▶ [Set task]: Rewrite the items below, changing each occurrence of "Antminer S4" to "Antminer S9" and leaving everything else as it is.

▶ [Supplied records]:
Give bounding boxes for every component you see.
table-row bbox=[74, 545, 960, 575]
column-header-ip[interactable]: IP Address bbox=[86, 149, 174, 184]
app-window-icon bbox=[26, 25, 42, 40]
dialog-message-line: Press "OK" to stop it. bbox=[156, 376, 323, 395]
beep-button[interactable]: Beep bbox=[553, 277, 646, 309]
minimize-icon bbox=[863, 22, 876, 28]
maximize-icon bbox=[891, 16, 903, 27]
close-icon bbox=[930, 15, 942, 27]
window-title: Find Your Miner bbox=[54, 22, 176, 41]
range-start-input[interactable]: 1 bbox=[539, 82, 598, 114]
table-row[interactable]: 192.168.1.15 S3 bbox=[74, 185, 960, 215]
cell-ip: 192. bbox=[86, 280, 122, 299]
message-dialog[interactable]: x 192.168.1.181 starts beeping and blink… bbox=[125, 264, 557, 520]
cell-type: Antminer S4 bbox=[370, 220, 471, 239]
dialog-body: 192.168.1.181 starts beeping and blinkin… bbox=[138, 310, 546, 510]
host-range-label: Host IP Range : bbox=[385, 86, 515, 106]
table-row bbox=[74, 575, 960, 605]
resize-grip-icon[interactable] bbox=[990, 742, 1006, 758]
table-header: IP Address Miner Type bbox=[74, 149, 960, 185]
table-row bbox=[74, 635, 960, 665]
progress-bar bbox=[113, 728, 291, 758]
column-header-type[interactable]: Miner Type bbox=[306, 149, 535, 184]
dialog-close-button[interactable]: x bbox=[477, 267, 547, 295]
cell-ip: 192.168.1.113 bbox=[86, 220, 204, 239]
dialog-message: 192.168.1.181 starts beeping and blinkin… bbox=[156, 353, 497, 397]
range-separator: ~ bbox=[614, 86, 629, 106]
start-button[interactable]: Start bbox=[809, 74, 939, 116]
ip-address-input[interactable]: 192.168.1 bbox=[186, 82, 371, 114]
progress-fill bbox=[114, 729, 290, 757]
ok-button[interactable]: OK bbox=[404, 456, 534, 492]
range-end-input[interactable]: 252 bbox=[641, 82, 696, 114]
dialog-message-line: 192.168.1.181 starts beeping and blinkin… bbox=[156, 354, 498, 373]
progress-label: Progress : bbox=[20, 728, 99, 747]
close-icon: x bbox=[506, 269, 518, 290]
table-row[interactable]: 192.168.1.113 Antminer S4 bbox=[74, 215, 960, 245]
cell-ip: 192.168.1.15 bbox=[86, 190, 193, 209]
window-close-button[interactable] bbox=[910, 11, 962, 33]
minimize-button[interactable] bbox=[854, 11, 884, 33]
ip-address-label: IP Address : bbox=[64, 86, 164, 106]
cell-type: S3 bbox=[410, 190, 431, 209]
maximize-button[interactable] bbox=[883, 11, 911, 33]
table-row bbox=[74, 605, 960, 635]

▶ [Complete response]:
Give bounding boxes for every component you see.
table-row bbox=[74, 545, 960, 575]
column-header-ip[interactable]: IP Address bbox=[86, 149, 174, 184]
app-window-icon bbox=[26, 25, 42, 40]
dialog-message-line: Press "OK" to stop it. bbox=[156, 376, 323, 395]
beep-button[interactable]: Beep bbox=[553, 277, 646, 309]
minimize-icon bbox=[863, 22, 876, 28]
maximize-icon bbox=[891, 16, 903, 27]
close-icon bbox=[930, 15, 942, 27]
window-title: Find Your Miner bbox=[54, 22, 176, 41]
range-start-input[interactable]: 1 bbox=[539, 82, 598, 114]
table-row[interactable]: 192.168.1.15 S3 bbox=[74, 185, 960, 215]
cell-ip: 192. bbox=[86, 280, 122, 299]
message-dialog[interactable]: x 192.168.1.181 starts beeping and blink… bbox=[125, 264, 557, 520]
cell-type: Antminer S9 bbox=[370, 220, 471, 239]
dialog-body: 192.168.1.181 starts beeping and blinkin… bbox=[138, 310, 546, 510]
host-range-label: Host IP Range : bbox=[385, 86, 515, 106]
table-row bbox=[74, 575, 960, 605]
resize-grip-icon[interactable] bbox=[990, 742, 1006, 758]
table-header: IP Address Miner Type bbox=[74, 149, 960, 185]
table-row bbox=[74, 635, 960, 665]
progress-bar bbox=[113, 728, 291, 758]
column-header-type[interactable]: Miner Type bbox=[306, 149, 535, 184]
dialog-close-button[interactable]: x bbox=[477, 267, 547, 295]
cell-ip: 192.168.1.113 bbox=[86, 220, 204, 239]
dialog-message: 192.168.1.181 starts beeping and blinkin… bbox=[156, 353, 497, 397]
range-separator: ~ bbox=[614, 86, 629, 106]
start-button[interactable]: Start bbox=[809, 74, 939, 116]
ip-address-input[interactable]: 192.168.1 bbox=[186, 82, 371, 114]
progress-fill bbox=[114, 729, 290, 757]
ok-button[interactable]: OK bbox=[404, 456, 534, 492]
range-end-input[interactable]: 252 bbox=[641, 82, 696, 114]
dialog-message-line: 192.168.1.181 starts beeping and blinkin… bbox=[156, 354, 498, 373]
progress-label: Progress : bbox=[20, 728, 99, 747]
close-icon: x bbox=[506, 269, 518, 290]
table-row[interactable]: 192.168.1.113 Antminer S9 bbox=[74, 215, 960, 245]
cell-ip: 192.168.1.15 bbox=[86, 190, 193, 209]
window-close-button[interactable] bbox=[910, 11, 962, 33]
minimize-button[interactable] bbox=[854, 11, 884, 33]
ip-address-label: IP Address : bbox=[64, 86, 164, 106]
cell-type: S3 bbox=[410, 190, 431, 209]
maximize-button[interactable] bbox=[883, 11, 911, 33]
table-row bbox=[74, 605, 960, 635]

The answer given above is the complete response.